Data records
* Start *
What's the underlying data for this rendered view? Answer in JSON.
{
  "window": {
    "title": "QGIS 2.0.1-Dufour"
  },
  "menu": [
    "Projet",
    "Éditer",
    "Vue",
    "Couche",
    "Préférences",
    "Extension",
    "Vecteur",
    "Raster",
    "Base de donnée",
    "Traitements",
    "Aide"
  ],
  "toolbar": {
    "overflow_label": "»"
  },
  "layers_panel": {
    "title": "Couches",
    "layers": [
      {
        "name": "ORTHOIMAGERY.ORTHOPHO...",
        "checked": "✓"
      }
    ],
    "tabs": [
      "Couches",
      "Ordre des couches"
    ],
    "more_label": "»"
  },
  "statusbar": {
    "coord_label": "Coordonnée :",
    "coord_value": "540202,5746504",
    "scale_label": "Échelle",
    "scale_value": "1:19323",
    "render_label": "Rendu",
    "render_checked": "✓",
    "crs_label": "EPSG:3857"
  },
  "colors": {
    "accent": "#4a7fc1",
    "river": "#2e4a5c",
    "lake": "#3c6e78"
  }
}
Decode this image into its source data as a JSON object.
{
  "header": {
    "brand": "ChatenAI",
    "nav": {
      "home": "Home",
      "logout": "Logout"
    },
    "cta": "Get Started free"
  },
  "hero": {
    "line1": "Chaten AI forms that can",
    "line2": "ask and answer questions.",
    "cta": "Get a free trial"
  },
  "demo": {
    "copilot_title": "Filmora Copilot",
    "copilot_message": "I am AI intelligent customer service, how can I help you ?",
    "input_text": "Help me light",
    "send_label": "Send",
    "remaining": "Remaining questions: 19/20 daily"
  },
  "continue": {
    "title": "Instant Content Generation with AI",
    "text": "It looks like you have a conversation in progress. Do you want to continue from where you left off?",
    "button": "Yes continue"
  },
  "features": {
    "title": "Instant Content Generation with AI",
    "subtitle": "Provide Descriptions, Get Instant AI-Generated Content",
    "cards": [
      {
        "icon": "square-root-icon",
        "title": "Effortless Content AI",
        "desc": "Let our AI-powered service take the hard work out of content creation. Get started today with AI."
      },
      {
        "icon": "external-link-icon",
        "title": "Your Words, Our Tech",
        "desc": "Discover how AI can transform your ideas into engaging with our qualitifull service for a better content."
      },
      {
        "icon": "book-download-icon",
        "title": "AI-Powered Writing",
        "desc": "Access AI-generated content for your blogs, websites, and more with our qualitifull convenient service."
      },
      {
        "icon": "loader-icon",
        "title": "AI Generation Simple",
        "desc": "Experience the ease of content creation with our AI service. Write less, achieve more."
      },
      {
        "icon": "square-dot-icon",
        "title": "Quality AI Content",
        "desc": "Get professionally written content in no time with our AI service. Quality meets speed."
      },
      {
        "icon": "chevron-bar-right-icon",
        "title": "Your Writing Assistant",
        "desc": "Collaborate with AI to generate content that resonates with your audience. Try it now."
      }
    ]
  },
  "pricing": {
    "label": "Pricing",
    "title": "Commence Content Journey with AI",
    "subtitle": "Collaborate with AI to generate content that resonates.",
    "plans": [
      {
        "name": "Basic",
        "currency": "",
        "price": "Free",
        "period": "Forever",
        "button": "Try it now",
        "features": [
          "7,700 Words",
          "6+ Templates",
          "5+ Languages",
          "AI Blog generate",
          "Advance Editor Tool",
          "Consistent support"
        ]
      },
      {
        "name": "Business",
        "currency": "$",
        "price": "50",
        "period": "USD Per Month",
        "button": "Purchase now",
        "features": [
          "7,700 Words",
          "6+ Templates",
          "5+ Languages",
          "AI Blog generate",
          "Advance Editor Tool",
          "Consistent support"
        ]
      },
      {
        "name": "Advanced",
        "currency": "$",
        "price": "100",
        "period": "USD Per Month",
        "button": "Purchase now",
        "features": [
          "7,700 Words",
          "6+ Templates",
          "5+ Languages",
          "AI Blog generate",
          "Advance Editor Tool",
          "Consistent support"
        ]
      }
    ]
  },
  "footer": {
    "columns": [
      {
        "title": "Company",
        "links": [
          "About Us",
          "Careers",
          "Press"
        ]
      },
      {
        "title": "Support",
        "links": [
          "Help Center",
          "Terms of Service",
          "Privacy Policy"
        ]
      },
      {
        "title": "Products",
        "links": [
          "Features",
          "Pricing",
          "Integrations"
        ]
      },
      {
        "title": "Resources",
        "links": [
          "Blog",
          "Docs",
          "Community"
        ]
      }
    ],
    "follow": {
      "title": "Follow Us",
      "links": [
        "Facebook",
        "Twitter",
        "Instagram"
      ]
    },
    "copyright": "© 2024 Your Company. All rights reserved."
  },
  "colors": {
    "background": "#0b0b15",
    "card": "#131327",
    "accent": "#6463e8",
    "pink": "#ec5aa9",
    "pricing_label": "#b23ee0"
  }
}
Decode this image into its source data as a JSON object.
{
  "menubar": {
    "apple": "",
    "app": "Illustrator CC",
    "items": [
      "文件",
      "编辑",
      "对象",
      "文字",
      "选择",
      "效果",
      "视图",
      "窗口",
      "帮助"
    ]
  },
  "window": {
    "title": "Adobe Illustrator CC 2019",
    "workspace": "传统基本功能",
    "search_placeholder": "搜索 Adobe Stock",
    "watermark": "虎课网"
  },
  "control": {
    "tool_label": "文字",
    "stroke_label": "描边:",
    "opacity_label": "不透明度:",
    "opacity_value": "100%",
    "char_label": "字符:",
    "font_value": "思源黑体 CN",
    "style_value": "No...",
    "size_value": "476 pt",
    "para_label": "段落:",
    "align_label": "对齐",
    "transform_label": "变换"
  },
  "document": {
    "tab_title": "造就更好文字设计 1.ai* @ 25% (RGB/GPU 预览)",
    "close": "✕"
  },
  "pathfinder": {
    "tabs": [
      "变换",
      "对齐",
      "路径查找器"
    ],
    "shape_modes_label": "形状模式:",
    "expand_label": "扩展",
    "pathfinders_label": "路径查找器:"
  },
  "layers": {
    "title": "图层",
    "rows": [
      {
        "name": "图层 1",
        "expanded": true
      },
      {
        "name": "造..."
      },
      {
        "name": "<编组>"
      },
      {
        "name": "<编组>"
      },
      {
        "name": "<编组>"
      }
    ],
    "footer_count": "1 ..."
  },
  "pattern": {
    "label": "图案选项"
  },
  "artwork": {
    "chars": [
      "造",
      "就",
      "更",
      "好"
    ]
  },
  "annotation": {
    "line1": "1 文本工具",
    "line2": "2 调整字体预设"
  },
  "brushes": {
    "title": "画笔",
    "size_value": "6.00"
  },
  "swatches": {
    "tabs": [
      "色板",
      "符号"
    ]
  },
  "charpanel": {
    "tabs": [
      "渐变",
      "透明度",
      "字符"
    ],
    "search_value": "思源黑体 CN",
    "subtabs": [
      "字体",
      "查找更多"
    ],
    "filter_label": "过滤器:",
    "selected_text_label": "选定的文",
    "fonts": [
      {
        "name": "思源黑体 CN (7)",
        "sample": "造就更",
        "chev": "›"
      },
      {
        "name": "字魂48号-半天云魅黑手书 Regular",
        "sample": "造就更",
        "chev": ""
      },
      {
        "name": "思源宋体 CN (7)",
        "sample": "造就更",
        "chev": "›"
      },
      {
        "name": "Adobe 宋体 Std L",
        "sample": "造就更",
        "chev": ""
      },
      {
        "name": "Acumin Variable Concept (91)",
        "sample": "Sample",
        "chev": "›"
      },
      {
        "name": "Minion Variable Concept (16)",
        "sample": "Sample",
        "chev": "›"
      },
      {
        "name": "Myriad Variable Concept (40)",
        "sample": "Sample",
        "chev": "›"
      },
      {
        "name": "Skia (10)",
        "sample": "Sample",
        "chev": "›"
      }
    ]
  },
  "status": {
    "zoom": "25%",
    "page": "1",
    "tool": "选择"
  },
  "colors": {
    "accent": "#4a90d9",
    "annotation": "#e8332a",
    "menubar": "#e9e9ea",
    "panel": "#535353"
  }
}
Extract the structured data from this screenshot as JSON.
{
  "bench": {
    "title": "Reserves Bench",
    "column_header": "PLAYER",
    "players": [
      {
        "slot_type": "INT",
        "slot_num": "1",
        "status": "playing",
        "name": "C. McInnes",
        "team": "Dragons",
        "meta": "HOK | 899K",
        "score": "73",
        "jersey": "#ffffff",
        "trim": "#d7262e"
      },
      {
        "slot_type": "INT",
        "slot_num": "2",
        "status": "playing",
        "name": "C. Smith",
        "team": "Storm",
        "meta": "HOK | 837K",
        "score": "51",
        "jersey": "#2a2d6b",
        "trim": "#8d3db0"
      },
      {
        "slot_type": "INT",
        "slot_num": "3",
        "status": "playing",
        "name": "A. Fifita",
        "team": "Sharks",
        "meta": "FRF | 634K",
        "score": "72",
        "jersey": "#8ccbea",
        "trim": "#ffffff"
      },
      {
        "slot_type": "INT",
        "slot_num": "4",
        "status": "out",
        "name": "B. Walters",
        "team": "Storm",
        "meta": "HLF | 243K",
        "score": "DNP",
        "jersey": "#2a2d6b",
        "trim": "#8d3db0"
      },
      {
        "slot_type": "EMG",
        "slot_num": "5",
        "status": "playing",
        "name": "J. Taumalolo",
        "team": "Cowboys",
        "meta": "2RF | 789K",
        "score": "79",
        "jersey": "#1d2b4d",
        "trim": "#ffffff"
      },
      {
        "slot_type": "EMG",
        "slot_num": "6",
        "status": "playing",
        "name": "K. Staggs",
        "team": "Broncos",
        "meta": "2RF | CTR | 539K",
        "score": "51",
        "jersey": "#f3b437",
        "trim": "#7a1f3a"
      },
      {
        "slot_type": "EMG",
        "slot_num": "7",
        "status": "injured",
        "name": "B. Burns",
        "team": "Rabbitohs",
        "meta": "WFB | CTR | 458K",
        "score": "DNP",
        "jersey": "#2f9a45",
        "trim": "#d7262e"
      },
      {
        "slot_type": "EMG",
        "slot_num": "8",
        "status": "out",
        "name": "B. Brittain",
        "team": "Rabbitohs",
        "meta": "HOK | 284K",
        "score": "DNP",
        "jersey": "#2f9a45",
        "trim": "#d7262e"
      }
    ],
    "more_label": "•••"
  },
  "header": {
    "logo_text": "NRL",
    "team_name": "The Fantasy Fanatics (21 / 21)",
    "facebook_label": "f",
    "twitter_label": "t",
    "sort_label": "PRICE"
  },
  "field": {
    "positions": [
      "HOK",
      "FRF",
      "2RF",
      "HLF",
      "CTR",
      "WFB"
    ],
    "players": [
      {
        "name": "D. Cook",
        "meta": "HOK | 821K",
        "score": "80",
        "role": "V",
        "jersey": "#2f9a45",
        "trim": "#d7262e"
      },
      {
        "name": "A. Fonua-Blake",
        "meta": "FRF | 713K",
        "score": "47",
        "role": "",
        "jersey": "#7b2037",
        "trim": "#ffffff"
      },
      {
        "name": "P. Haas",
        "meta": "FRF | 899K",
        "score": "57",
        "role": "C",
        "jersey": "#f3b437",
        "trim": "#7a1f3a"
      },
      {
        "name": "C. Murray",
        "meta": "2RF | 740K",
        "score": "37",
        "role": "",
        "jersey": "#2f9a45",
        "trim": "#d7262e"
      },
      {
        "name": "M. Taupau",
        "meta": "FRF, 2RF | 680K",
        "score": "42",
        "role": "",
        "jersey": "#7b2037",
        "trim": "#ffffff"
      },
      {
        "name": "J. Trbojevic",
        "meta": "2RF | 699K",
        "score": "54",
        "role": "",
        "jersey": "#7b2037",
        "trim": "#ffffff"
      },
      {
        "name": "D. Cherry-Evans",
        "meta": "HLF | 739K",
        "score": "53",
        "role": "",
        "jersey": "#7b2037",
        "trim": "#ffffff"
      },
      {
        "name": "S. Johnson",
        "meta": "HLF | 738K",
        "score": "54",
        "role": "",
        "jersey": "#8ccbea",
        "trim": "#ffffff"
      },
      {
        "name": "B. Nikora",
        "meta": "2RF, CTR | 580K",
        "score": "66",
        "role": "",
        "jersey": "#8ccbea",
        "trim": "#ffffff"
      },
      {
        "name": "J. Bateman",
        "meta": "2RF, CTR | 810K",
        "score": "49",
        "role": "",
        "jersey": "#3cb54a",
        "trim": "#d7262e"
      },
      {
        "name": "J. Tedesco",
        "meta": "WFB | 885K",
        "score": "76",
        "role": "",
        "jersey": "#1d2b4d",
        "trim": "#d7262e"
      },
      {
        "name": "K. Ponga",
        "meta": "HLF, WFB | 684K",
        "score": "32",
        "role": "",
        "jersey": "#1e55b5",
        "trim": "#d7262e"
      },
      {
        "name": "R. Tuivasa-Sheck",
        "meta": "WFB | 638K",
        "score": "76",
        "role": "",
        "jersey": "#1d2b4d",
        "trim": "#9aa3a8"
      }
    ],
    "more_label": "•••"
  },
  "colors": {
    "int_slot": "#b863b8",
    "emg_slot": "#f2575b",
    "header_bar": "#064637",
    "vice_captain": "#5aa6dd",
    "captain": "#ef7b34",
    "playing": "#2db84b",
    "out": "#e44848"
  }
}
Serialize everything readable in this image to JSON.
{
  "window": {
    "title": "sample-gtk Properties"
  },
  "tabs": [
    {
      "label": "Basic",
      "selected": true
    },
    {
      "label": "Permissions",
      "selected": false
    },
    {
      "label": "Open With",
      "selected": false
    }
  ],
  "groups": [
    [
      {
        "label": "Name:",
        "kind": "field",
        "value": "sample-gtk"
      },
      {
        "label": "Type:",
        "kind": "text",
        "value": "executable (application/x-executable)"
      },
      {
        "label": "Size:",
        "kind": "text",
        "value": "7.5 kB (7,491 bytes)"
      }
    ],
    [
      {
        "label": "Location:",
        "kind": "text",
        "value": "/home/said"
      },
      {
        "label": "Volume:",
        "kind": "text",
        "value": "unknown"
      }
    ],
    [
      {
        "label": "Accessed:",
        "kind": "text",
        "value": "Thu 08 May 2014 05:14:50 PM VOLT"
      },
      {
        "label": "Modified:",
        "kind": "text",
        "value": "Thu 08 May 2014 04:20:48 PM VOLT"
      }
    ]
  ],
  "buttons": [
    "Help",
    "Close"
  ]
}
* End *
Task requirements:
From the listing above, copy every line that includes the word "creation".

Expected answer:
        "desc": "Let our AI-powered service take the hard work out of content creation. Get started today with AI."
        "desc": "Experience the ease of content creation with our AI service. Write less, achieve more."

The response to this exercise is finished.